**Instructions to follow:**
In the data, extract each line that holds the string "sous".

---- Items

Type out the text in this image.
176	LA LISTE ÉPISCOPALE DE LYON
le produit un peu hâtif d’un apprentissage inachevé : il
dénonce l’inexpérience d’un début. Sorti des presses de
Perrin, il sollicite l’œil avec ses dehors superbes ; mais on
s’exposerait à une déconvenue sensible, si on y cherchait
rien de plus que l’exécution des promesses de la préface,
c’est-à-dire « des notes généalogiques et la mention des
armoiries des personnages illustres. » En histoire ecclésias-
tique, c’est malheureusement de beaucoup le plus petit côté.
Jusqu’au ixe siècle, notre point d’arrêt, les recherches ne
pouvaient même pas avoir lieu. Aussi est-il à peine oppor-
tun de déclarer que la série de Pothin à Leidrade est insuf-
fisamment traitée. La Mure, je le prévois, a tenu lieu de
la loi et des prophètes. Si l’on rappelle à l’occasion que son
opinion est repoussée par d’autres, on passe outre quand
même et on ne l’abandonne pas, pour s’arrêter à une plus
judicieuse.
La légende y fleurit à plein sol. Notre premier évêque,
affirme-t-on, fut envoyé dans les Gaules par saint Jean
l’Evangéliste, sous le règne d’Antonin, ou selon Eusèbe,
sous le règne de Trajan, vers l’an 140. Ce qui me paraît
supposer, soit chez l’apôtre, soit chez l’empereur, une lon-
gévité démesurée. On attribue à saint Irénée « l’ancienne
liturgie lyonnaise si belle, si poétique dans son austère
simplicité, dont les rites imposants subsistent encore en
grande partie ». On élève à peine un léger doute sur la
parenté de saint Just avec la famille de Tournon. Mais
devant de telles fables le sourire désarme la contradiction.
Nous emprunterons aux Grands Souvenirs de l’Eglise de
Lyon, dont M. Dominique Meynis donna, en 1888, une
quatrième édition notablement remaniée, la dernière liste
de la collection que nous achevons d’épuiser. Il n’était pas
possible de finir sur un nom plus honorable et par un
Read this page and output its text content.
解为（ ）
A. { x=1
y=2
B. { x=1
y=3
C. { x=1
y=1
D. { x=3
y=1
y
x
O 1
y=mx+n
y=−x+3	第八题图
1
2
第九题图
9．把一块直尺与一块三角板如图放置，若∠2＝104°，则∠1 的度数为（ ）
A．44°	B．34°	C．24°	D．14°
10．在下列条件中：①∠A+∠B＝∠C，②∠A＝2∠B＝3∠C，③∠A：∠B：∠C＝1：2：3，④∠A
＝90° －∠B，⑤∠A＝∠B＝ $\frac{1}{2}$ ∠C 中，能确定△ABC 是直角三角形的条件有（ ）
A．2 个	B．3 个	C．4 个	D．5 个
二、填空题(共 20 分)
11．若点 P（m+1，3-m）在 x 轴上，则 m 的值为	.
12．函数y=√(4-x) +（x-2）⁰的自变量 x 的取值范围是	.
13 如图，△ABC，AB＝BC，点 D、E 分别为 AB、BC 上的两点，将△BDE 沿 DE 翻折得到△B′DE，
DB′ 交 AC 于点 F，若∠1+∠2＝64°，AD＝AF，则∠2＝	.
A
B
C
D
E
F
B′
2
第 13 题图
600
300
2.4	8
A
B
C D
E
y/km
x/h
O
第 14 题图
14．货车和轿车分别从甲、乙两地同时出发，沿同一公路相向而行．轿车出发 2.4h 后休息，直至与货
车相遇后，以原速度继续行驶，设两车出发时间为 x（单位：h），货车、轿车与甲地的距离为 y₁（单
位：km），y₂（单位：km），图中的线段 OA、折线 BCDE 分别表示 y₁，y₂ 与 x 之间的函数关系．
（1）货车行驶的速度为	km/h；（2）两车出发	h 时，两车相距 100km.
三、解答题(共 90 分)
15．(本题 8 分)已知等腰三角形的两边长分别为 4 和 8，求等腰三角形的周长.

--------

**Answer to this problem:**
l’Evangéliste, sous le règne d’Antonin, ou selon Eusèbe,
sous le règne de Trajan, vers l’an 140. Ce qui me paraît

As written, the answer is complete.